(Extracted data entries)
===
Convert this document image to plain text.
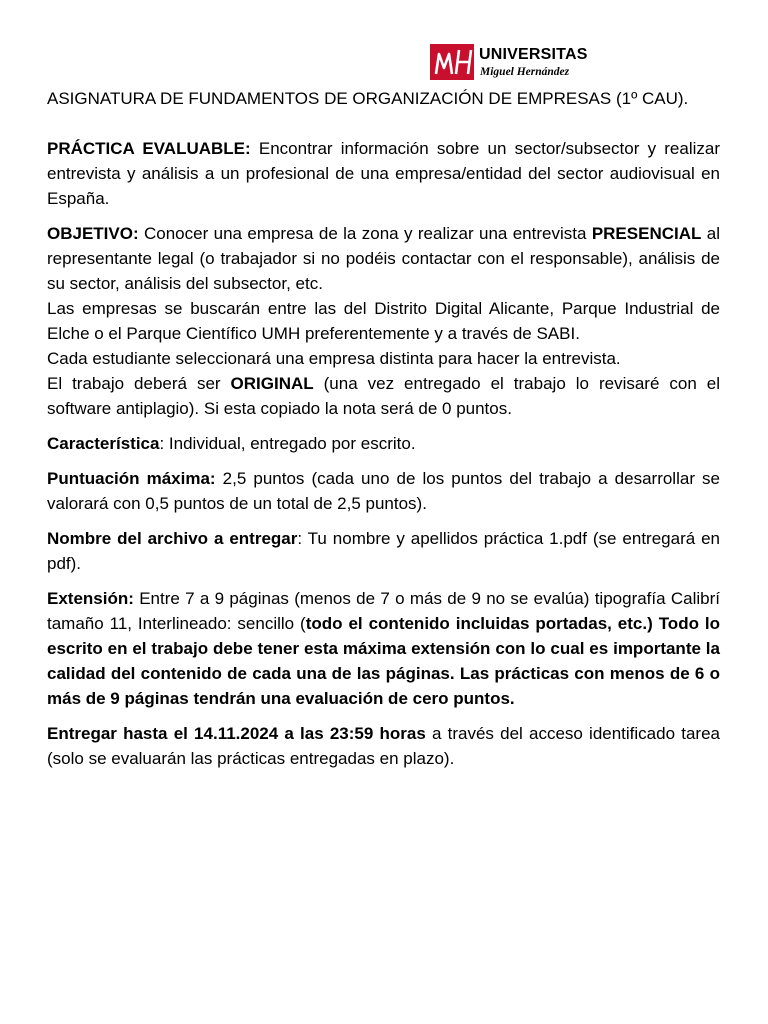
UNIVERSITAS
Miguel Hernández

ASIGNATURA DE FUNDAMENTOS DE ORGANIZACIÓN DE EMPRESAS (1º CAU).

PRÁCTICA EVALUABLE: Encontrar información sobre un sector/subsector y realizar entrevista y análisis a un profesional de una empresa/entidad del sector audiovisual en España.

OBJETIVO: Conocer una empresa de la zona y realizar una entrevista PRESENCIAL al representante legal (o trabajador si no podéis contactar con el responsable), análisis de su sector, análisis del subsector, etc.

Las empresas se buscarán entre las del Distrito Digital Alicante, Parque Industrial de Elche o el Parque Científico UMH preferentemente y a través de SABI.

Cada estudiante seleccionará una empresa distinta para hacer la entrevista.

El trabajo deberá ser ORIGINAL (una vez entregado el trabajo lo revisaré con el software antiplagio). Si esta copiado la nota será de 0 puntos.

Característica: Individual, entregado por escrito.

Puntuación máxima: 2,5 puntos (cada uno de los puntos del trabajo a desarrollar se valorará con 0,5 puntos de un total de 2,5 puntos).

Nombre del archivo a entregar: Tu nombre y apellidos práctica 1.pdf (se entregará en pdf).

Extensión: Entre 7 a 9 páginas (menos de 7 o más de 9 no se evalúa) tipografía Calibrí tamaño 11, Interlineado: sencillo (todo el contenido incluidas portadas, etc.) Todo lo escrito en el trabajo debe tener esta máxima extensión con lo cual es importante la calidad del contenido de cada una de las páginas. Las prácticas con menos de 6 o más de 9 páginas tendrán una evaluación de cero puntos.

Entregar hasta el 14.11.2024 a las 23:59 horas a través del acceso identificado tarea (solo se evaluarán las prácticas entregadas en plazo).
===
Exercise aim>
Strip out the images, then output the records above word for word.

Output of the task>
Convert this document image to plain text.
UNIVERSITAS
Miguel Hernández

ASIGNATURA DE FUNDAMENTOS DE ORGANIZACIÓN DE EMPRESAS (1º CAU).

PRÁCTICA EVALUABLE: Encontrar información sobre un sector/subsector y realizar entrevista y análisis a un profesional de una empresa/entidad del sector audiovisual en España.

OBJETIVO: Conocer una empresa de la zona y realizar una entrevista PRESENCIAL al representante legal (o trabajador si no podéis contactar con el responsable), análisis de su sector, análisis del subsector, etc.

Las empresas se buscarán entre las del Distrito Digital Alicante, Parque Industrial de Elche o el Parque Científico UMH preferentemente y a través de SABI.

Cada estudiante seleccionará una empresa distinta para hacer la entrevista.

El trabajo deberá ser ORIGINAL (una vez entregado el trabajo lo revisaré con el software antiplagio). Si esta copiado la nota será de 0 puntos.

Característica: Individual, entregado por escrito.

Puntuación máxima: 2,5 puntos (cada uno de los puntos del trabajo a desarrollar se valorará con 0,5 puntos de un total de 2,5 puntos).

Nombre del archivo a entregar: Tu nombre y apellidos práctica 1.pdf (se entregará en pdf).

Extensión: Entre 7 a 9 páginas (menos de 7 o más de 9 no se evalúa) tipografía Calibrí tamaño 11, Interlineado: sencillo (todo el contenido incluidas portadas, etc.) Todo lo escrito en el trabajo debe tener esta máxima extensión con lo cual es importante la calidad del contenido de cada una de las páginas. Las prácticas con menos de 6 o más de 9 páginas tendrán una evaluación de cero puntos.

Entregar hasta el 14.11.2024 a las 23:59 horas a través del acceso identificado tarea (solo se evaluarán las prácticas entregadas en plazo).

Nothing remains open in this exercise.